## start SOURCE MATERIAL

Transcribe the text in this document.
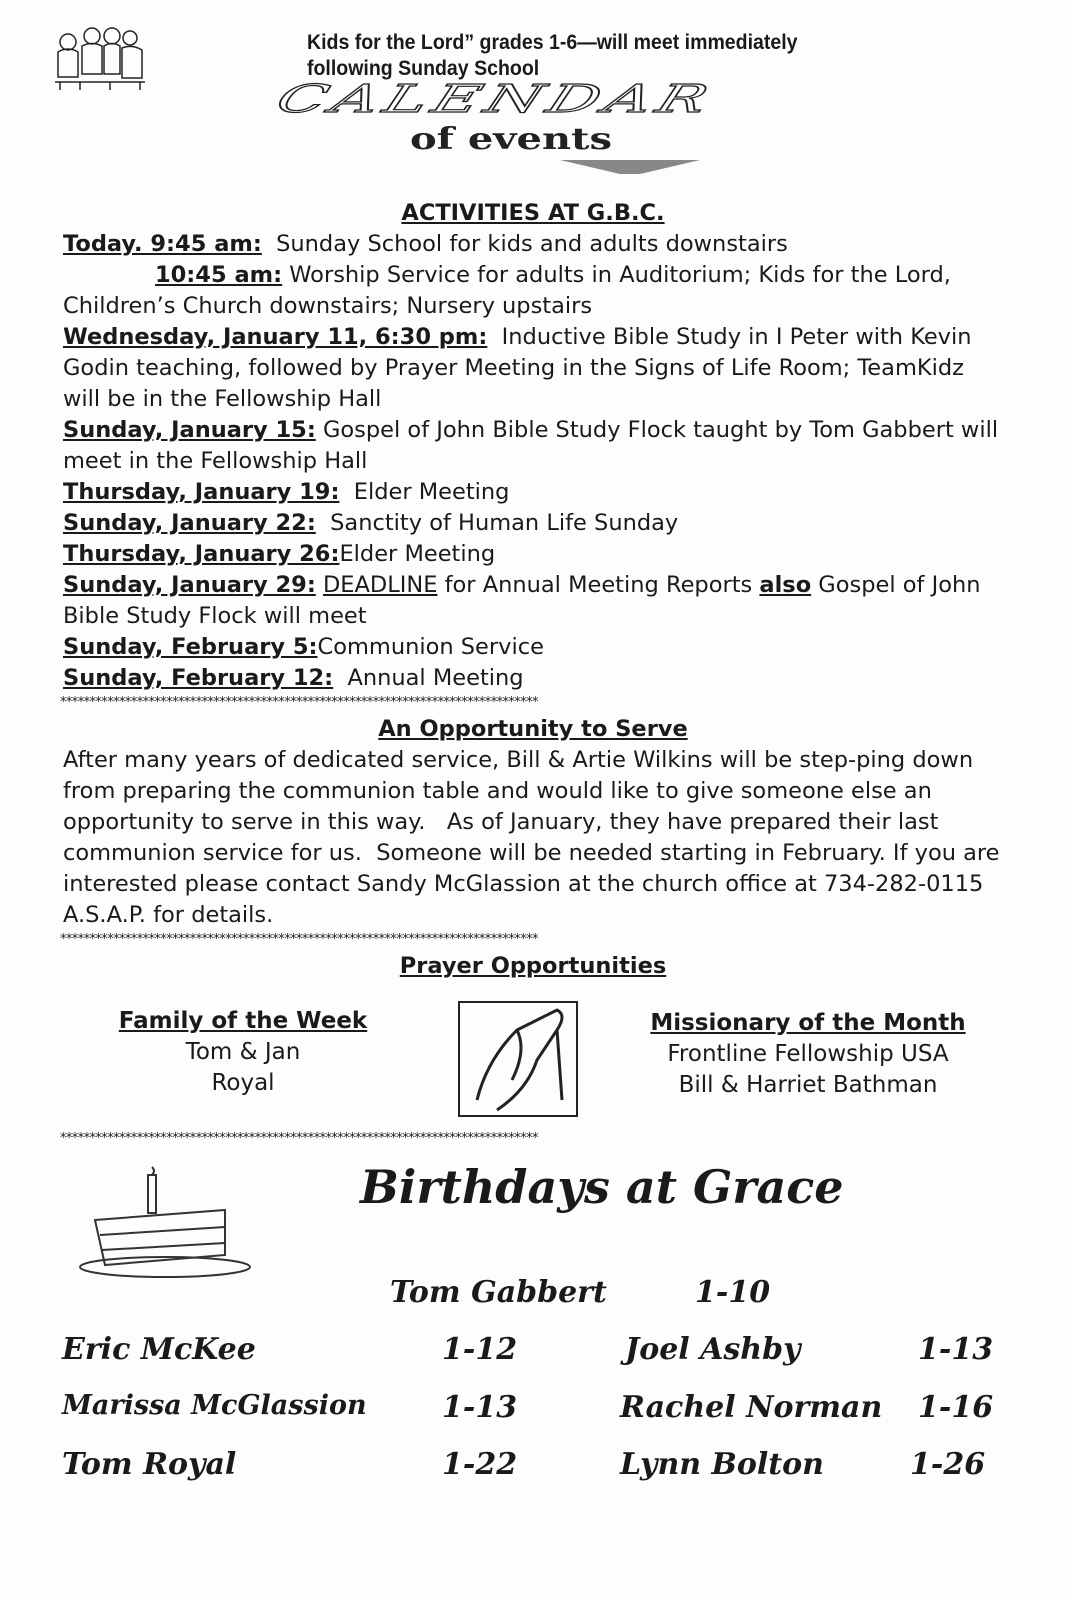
Kids for the Lord” grades 1-6—will meet immediately
following Sunday School
CALENDAR
of events
ACTIVITIES AT G.B.C.

Today. 9:45 am:  Sunday School for kids and adults downstairs

10:45 am: Worship Service for adults in Auditorium; Kids for the Lord, Children’s Church downstairs; Nursery upstairs

Wednesday, January 11, 6:30 pm:  Inductive Bible Study in I Peter with Kevin Godin teaching, followed by Prayer Meeting in the Signs of Life Room; TeamKidz will be in the Fellowship Hall

Sunday, January 15: Gospel of John Bible Study Flock taught by Tom Gabbert will meet in the Fellowship Hall

Thursday, January 19:  Elder Meeting

Sunday, January 22:  Sanctity of Human Life Sunday

Thursday, January 26:Elder Meeting

Sunday, January 29: DEADLINE for Annual Meeting Reports also Gospel of John Bible Study Flock will meet

Sunday, February 5:Communion Service

Sunday, February 12:  Annual Meeting

*********************************************************************************
An Opportunity to Serve

After many years of dedicated service, Bill & Artie Wilkins will be step-ping down from preparing the communion table and would like to give someone else an opportunity to serve in this way.   As of January, they have prepared their last communion service for us.  Someone will be needed starting in February. If you are interested please contact Sandy McGlassion at the church office at 734-282-0115 A.S.A.P. for details.

*********************************************************************************
Prayer Opportunities
Family of the Week
Tom & Jan
Royal
Missionary of the Month
Frontline Fellowship USA
Bill & Harriet Bathman
*********************************************************************************
Birthdays at Grace
Tom Gabbert	1-10
Eric McKee	1-12	Joel Ashby	1-13
Marissa McGlassion	1-13	Rachel Norman 1-16
Tom Royal	1-22	Lynn Bolton	1-26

## end SOURCE MATERIAL

**PROBLEM REQUIREMENTS**
State how many lines include the string "Fellowship", and nothing more.

**FINISHED ANSWER**
3